Given problem ▸ Reproduce the lines of the listing below as a numbered list with blank lines omitted, starting with the line that contains "legend-label: Bz (2) bbox=[84, 365, 122, 382]" and going on through the line that contains "legend-label: Complex (6)", both included.

Material ▸

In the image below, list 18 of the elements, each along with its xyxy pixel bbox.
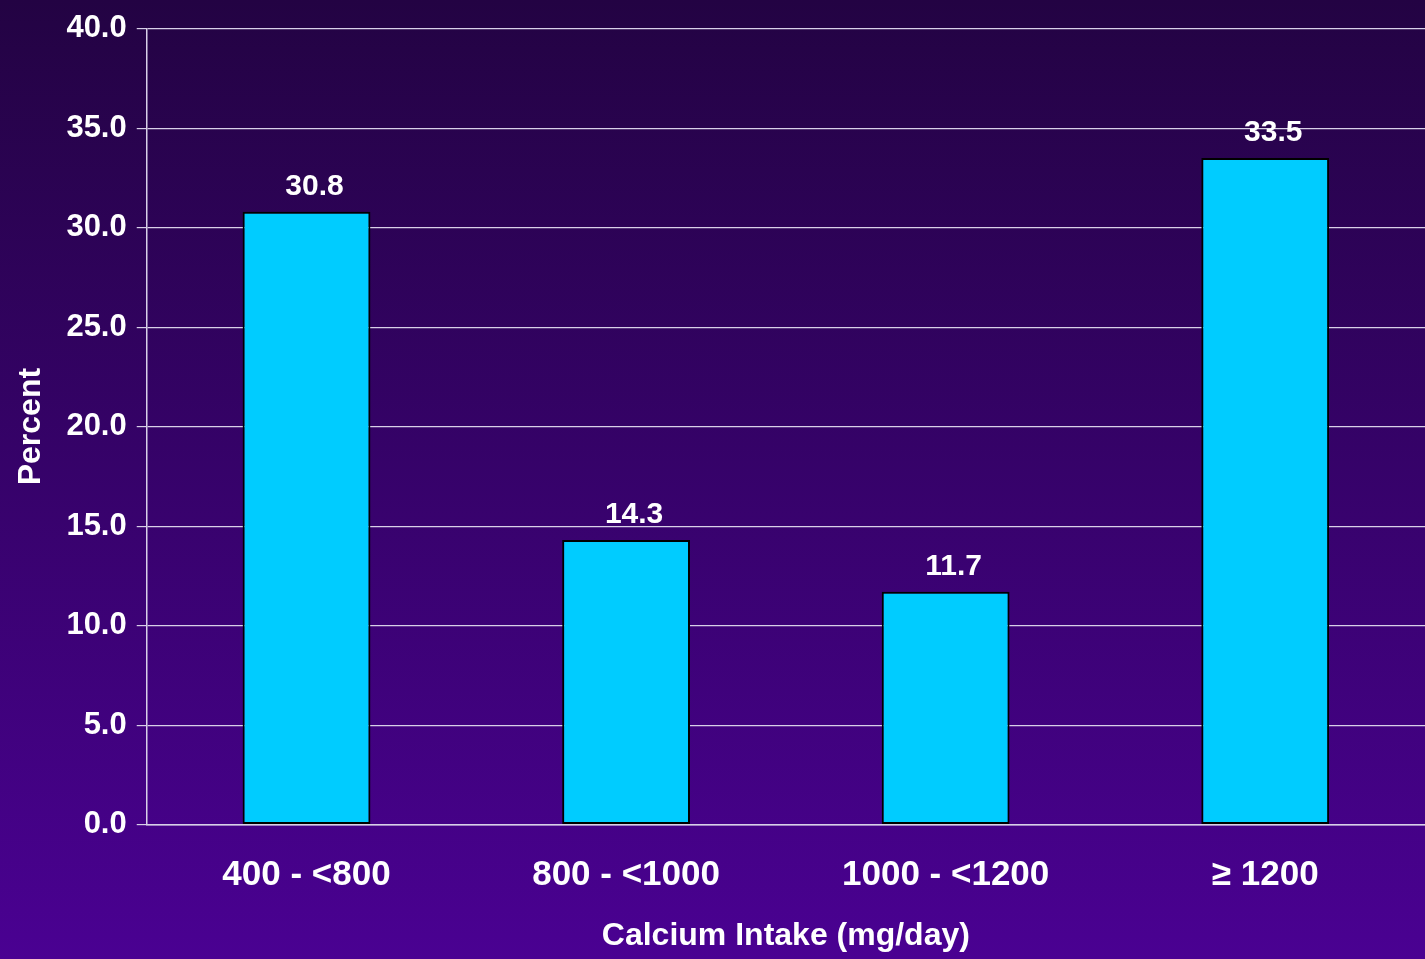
x-axis-title: Calcium Intake (mg/day)	[601, 915, 970, 952]
y-tick-label: 0.0	[83, 805, 127, 841]
data-label: 14.3	[604, 496, 664, 530]
y-tick-label: 35.0	[66, 108, 127, 144]
y-tick-label: 20.0	[66, 407, 127, 443]
y-tick-label: 5.0	[83, 705, 127, 741]
y-tick-label: 10.0	[66, 606, 127, 642]
y-tick-label: 30.0	[66, 208, 127, 244]
x-tick-label: 1000 - <1200	[842, 853, 1050, 893]
y-tick-label: 15.0	[66, 506, 127, 542]
data-label: 30.8	[285, 167, 344, 201]
x-tick-label: ≥ 1200	[1211, 853, 1319, 893]
y-tick-label: 40.0	[66, 9, 127, 45]
y-tick-label: 25.0	[66, 307, 127, 343]
x-tick-label: 400 - <800	[222, 853, 391, 893]
y-axis-title: Percent	[11, 367, 48, 486]
x-tick-label: 800 - <1000	[532, 853, 720, 893]
data-label: 11.7	[925, 548, 983, 582]
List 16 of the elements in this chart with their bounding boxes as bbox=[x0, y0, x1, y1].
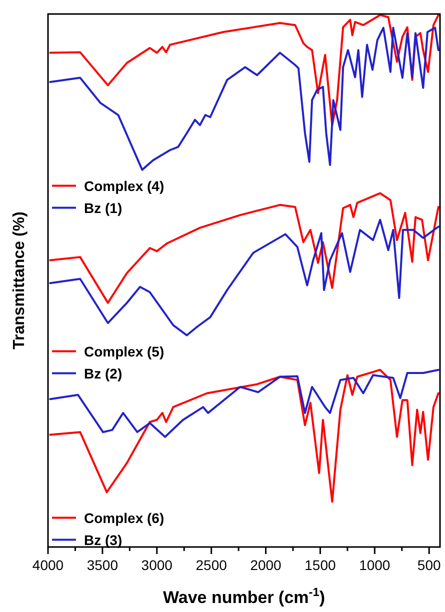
legend-label: Bz (2) bbox=[84, 365, 122, 382]
x-tick-label: 1000 bbox=[359, 557, 390, 573]
x-tick-label: 2500 bbox=[196, 557, 228, 573]
y-axis-title: Transmittance (%) bbox=[11, 212, 28, 350]
x-tick-label: 1500 bbox=[304, 557, 336, 573]
x-tick-label: 2000 bbox=[250, 557, 282, 573]
x-axis-title: Wave number (cm$^{-1}$) bbox=[162, 585, 326, 607]
x-tick-label: 500 bbox=[417, 557, 442, 573]
legend-label: Complex (6) bbox=[84, 510, 164, 526]
legend-label: Complex (5) bbox=[84, 343, 164, 360]
x-tick-label: 3000 bbox=[141, 557, 173, 573]
legend-label: Bz (3) bbox=[84, 532, 122, 548]
x-tick-label: 4000 bbox=[32, 557, 64, 573]
legend-label: Complex (4) bbox=[84, 178, 164, 194]
legend-label: Bz (1) bbox=[84, 200, 122, 216]
x-tick-label: 3500 bbox=[86, 557, 118, 573]
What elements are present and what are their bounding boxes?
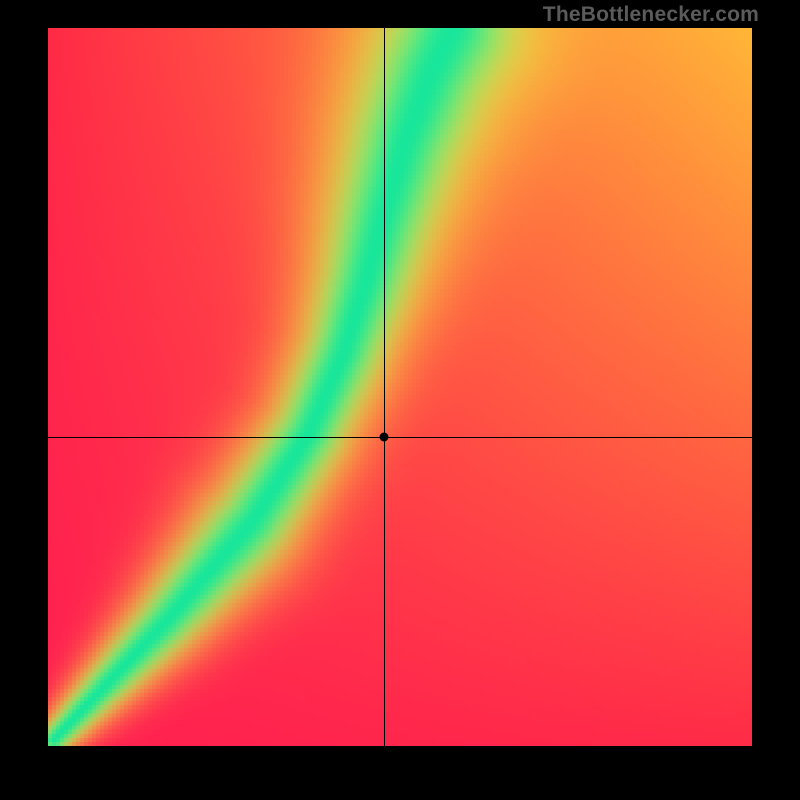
crosshair-dot	[379, 433, 388, 442]
heatmap-plot-area	[48, 28, 752, 746]
crosshair-horizontal	[48, 437, 752, 438]
watermark-text: TheBottlenecker.com	[543, 3, 759, 27]
crosshair-vertical	[384, 28, 385, 746]
heatmap-canvas	[48, 28, 752, 746]
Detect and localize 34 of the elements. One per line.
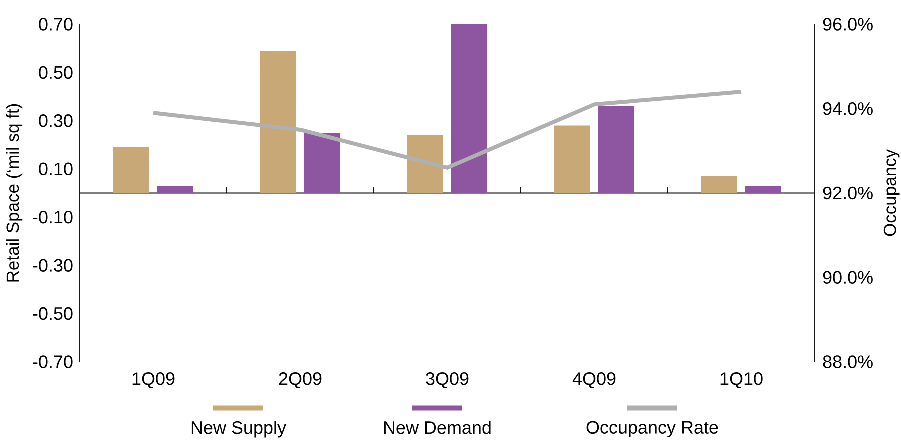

Task response ▸
1. legend-label: Bz (2) bbox=[84, 365, 122, 382]
2. x-tick-label: 1000 bbox=[359, 557, 390, 573]
3. x-tick-label: 2500 bbox=[196, 557, 228, 573]
4. y-axis-title: Transmittance (%) bbox=[11, 212, 28, 350]
5. x-tick-label: 1500 bbox=[304, 557, 336, 573]
6. x-tick-label: 2000 bbox=[250, 557, 282, 573]
7. x-axis-title: Wave number (cm$^{-1}$) bbox=[162, 585, 326, 607]
8. x-tick-label: 500 bbox=[417, 557, 442, 573]
9. legend-label: Complex (6) bbox=[84, 510, 164, 526]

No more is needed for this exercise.